— Begin —

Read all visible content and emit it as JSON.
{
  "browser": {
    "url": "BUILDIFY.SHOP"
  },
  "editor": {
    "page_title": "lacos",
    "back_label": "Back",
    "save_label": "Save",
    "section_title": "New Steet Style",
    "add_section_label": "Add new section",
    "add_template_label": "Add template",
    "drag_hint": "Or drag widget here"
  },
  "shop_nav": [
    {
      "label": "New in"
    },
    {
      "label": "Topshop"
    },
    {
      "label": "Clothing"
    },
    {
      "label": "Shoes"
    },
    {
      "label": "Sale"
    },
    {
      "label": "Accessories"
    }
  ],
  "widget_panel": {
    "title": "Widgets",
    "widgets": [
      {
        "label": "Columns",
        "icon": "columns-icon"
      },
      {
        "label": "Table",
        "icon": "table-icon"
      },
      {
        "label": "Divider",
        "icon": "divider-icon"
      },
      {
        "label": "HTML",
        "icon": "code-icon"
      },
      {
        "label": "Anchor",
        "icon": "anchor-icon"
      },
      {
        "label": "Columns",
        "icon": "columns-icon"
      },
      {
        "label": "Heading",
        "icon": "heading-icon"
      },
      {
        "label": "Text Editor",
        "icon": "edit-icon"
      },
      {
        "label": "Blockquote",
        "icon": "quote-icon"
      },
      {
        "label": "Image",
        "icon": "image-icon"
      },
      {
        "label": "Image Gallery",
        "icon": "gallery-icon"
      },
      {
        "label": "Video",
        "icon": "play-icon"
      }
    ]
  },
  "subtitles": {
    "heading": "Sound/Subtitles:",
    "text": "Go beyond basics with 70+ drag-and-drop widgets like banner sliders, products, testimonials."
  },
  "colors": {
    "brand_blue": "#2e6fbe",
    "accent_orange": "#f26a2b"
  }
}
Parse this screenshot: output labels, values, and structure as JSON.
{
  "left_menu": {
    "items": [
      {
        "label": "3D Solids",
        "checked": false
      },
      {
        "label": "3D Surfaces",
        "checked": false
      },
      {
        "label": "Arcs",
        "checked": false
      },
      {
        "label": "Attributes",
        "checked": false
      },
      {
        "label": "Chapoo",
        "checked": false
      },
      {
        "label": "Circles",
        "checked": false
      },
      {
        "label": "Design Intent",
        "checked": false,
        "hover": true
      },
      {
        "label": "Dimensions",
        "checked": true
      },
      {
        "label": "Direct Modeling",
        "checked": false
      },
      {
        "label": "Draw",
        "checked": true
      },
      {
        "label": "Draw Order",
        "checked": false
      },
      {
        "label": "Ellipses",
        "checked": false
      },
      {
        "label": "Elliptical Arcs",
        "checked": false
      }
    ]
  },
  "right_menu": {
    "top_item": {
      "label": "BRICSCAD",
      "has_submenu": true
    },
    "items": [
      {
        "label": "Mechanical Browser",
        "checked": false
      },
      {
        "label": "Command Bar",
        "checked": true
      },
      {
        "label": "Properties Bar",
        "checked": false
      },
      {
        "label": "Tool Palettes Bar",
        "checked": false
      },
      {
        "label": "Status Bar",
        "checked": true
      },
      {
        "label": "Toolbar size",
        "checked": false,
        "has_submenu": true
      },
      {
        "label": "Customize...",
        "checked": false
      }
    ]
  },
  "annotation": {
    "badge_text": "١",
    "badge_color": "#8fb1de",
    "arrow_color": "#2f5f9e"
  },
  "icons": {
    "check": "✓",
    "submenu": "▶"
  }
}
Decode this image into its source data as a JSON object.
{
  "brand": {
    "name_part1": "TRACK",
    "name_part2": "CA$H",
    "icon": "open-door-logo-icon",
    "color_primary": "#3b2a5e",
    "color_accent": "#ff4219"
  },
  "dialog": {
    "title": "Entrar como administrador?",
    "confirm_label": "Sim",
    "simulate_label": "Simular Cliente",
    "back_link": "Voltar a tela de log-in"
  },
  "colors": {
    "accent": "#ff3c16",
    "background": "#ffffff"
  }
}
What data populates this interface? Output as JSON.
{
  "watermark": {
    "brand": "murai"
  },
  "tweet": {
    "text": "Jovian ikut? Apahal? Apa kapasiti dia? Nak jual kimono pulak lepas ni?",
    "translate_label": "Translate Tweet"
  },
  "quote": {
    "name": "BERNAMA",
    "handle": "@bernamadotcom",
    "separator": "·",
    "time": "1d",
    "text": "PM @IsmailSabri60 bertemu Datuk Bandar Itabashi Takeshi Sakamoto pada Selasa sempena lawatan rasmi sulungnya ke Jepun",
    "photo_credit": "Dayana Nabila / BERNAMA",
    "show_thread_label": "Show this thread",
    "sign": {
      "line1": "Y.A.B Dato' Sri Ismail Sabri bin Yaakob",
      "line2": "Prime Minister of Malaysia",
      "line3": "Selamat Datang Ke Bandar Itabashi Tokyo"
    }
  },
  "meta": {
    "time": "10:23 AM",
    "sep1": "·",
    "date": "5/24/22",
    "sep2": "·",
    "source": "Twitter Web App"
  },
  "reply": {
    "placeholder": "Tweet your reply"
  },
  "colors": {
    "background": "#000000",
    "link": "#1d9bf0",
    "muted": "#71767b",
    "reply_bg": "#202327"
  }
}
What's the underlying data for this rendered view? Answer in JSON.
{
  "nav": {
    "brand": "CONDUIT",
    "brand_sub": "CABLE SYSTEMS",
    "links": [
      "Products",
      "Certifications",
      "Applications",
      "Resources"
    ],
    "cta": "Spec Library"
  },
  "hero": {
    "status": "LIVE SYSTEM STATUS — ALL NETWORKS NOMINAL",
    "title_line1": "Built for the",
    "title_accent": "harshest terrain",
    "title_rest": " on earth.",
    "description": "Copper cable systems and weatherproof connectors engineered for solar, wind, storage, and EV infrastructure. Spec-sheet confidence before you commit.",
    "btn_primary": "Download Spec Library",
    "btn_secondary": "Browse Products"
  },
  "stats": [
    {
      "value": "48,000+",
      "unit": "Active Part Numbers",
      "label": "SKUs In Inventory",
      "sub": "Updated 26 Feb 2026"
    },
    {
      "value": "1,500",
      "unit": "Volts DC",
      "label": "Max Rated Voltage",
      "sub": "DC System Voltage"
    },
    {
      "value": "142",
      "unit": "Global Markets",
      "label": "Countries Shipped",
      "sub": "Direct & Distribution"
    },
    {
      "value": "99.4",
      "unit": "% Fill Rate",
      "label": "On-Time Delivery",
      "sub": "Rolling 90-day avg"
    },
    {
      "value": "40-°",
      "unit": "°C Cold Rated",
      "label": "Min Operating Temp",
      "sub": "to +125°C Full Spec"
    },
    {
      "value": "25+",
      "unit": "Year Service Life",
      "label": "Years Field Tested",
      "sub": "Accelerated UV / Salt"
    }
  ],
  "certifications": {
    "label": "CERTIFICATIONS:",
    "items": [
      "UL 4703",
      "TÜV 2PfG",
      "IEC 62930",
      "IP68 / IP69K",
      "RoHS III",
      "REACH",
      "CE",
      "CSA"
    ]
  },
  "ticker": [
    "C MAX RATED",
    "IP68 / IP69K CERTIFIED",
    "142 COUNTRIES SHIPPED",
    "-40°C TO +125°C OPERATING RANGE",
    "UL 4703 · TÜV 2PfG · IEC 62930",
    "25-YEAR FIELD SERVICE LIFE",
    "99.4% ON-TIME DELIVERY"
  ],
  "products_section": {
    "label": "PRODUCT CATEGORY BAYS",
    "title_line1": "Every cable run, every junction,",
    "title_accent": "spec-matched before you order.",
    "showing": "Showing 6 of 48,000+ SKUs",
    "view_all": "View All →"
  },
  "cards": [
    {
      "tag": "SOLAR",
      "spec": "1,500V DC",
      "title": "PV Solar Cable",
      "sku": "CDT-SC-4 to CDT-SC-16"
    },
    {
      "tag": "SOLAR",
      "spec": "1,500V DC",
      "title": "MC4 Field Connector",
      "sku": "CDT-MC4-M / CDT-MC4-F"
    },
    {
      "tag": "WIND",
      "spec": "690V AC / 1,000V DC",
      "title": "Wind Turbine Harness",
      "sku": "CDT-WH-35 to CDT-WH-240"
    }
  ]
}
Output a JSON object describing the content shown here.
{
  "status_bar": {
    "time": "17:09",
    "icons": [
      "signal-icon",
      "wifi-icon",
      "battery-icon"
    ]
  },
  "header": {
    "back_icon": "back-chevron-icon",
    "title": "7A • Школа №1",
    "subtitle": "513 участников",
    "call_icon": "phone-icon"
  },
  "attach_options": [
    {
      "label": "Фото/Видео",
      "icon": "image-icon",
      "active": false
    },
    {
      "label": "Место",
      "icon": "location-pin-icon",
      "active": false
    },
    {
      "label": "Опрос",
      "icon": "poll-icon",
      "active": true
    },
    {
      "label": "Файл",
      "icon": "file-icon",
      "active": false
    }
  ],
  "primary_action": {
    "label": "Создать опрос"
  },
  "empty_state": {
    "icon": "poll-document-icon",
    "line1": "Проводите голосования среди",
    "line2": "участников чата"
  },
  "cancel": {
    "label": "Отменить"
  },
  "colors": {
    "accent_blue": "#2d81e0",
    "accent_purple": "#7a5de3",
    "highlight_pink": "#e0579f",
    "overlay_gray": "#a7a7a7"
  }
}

— End —

**PROBLEM TO WORK ON**. Gather from the data above every line with the string "Voltage".

**RESULT FOR THIS EXERCISE**.
      "label": "Max Rated Voltage",
      "sub": "DC System Voltage"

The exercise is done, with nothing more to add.